• Exercise task
Each entry should be quoted word for word, including every mark of punctuation.

:: Task input

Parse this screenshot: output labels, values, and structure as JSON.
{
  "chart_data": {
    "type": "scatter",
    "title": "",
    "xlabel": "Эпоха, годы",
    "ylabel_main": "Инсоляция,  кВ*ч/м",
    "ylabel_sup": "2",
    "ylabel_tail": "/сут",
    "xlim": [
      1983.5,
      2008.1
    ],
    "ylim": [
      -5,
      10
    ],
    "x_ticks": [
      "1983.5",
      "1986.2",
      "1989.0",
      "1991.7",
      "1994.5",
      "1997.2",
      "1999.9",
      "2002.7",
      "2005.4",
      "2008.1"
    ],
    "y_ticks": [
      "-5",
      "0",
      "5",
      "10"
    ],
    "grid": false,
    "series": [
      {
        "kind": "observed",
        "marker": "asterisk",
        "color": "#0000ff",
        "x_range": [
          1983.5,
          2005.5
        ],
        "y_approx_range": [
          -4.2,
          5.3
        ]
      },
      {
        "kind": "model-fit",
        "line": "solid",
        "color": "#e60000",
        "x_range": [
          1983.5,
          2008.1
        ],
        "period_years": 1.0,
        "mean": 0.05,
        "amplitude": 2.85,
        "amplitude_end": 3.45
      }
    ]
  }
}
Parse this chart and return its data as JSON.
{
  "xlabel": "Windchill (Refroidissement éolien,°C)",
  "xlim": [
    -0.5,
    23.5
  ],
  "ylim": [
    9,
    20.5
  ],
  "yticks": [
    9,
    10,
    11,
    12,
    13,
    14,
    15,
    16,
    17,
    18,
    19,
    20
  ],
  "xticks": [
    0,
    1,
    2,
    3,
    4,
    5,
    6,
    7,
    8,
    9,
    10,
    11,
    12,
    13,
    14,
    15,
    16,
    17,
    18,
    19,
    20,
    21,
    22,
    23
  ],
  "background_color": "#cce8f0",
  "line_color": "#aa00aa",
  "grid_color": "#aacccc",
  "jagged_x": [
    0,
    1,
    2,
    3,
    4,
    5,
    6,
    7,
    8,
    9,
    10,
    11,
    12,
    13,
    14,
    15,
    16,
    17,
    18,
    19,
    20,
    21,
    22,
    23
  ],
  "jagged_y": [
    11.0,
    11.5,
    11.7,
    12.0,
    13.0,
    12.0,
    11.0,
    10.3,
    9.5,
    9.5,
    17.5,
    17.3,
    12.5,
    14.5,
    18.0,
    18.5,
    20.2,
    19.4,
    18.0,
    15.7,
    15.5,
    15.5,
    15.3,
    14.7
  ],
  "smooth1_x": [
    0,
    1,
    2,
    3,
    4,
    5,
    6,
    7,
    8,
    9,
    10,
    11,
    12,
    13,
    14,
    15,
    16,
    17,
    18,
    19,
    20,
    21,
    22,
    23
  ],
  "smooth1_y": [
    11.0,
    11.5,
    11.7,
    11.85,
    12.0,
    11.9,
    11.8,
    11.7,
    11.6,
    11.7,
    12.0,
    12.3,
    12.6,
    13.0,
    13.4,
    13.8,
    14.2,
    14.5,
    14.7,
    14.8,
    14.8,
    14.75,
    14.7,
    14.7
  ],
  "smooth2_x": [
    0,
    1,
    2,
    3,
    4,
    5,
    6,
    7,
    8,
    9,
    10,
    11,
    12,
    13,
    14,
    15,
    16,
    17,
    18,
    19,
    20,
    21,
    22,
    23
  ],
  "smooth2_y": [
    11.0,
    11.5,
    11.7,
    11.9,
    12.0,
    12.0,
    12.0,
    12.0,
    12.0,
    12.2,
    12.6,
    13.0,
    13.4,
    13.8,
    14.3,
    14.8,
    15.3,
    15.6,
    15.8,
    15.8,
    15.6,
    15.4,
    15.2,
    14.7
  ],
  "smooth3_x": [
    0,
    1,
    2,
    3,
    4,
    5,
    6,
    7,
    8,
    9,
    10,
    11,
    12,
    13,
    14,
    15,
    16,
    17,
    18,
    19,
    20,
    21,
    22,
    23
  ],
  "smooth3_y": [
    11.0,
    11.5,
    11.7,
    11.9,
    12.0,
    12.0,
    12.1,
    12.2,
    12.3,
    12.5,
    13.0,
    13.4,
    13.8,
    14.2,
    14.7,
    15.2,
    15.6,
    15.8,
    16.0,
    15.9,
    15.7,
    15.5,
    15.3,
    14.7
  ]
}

::::

• Answer to this exercise
Parse this screenshot: output labels, values, and structure as JSON.
{
  "chart_data": {
    "type": "scatter",
    "title": "",
    "xlabel": "Эпоха, годы",
    "ylabel_main": "Инсоляция,  кВ*ч/м",
    "ylabel_sup": "2",
    "ylabel_tail": "/сут",
    "xlim": [
      1983.5,
      2008.1
    ],
    "ylim": [
      -5,
      10
    ],
    "x_ticks": [
      "1983.5",
      "1986.2",
      "1989.0",
      "1991.7",
      "1994.5",
      "1997.2",
      "1999.9",
      "2002.7",
      "2005.4",
      "2008.1"
    ],
    "y_ticks": [
      "-5",
      "0",
      "5",
      "10"
    ],
    "grid": false,
    "series": [
      {
        "kind": "observed",
        "marker": "asterisk",
        "color": "#0000ff",
        "x_range": [
          1983.5,
          2005.5
        ],
        "y_approx_range": [
          -4.2,
          5.3
        ]
      },
      {
        "kind": "model-fit",
        "line": "solid",
        "color": "#e60000",
        "x_range": [
          1983.5,
          2008.1
        ],
        "period_years": 1.0,
        "mean": 0.05,
        "amplitude": 2.85,
        "amplitude_end": 3.45
      }
    ]
  }
}
Parse this chart and return its data as JSON.
{
  "xlabel": "Windchill (Refroidissement éolien,°C)",
  "xlim": [
    -0.5,
    23.5
  ],
  "ylim": [
    9,
    20.5
  ],
  "yticks": [
    9,
    10,
    11,
    12,
    13,
    14,
    15,
    16,
    17,
    18,
    19,
    20
  ],
  "xticks": [
    0,
    1,
    2,
    3,
    4,
    5,
    6,
    7,
    8,
    9,
    10,
    11,
    12,
    13,
    14,
    15,
    16,
    17,
    18,
    19,
    20,
    21,
    22,
    23
  ],
  "background_color": "#cce8f0",
  "line_color": "#aa00aa",
  "grid_color": "#aacccc",
  "jagged_x": [
    0,
    1,
    2,
    3,
    4,
    5,
    6,
    7,
    8,
    9,
    10,
    11,
    12,
    13,
    14,
    15,
    16,
    17,
    18,
    19,
    20,
    21,
    22,
    23
  ],
  "jagged_y": [
    11.0,
    11.5,
    11.7,
    12.0,
    13.0,
    12.0,
    11.0,
    10.3,
    9.5,
    9.5,
    17.5,
    17.3,
    12.5,
    14.5,
    18.0,
    18.5,
    20.2,
    19.4,
    18.0,
    15.7,
    15.5,
    15.5,
    15.3,
    14.7
  ],
  "smooth1_x": [
    0,
    1,
    2,
    3,
    4,
    5,
    6,
    7,
    8,
    9,
    10,
    11,
    12,
    13,
    14,
    15,
    16,
    17,
    18,
    19,
    20,
    21,
    22,
    23
  ],
  "smooth1_y": [
    11.0,
    11.5,
    11.7,
    11.85,
    12.0,
    11.9,
    11.8,
    11.7,
    11.6,
    11.7,
    12.0,
    12.3,
    12.6,
    13.0,
    13.4,
    13.8,
    14.2,
    14.5,
    14.7,
    14.8,
    14.8,
    14.75,
    14.7,
    14.7
  ],
  "smooth2_x": [
    0,
    1,
    2,
    3,
    4,
    5,
    6,
    7,
    8,
    9,
    10,
    11,
    12,
    13,
    14,
    15,
    16,
    17,
    18,
    19,
    20,
    21,
    22,
    23
  ],
  "smooth2_y": [
    11.0,
    11.5,
    11.7,
    11.9,
    12.0,
    12.0,
    12.0,
    12.0,
    12.0,
    12.2,
    12.6,
    13.0,
    13.4,
    13.8,
    14.3,
    14.8,
    15.3,
    15.6,
    15.8,
    15.8,
    15.6,
    15.4,
    15.2,
    14.7
  ],
  "smooth3_x": [
    0,
    1,
    2,
    3,
    4,
    5,
    6,
    7,
    8,
    9,
    10,
    11,
    12,
    13,
    14,
    15,
    16,
    17,
    18,
    19,
    20,
    21,
    22,
    23
  ],
  "smooth3_y": [
    11.0,
    11.5,
    11.7,
    11.9,
    12.0,
    12.0,
    12.1,
    12.2,
    12.3,
    12.5,
    13.0,
    13.4,
    13.8,
    14.2,
    14.7,
    15.2,
    15.6,
    15.8,
    16.0,
    15.9,
    15.7,
    15.5,
    15.3,
    14.7
  ]
}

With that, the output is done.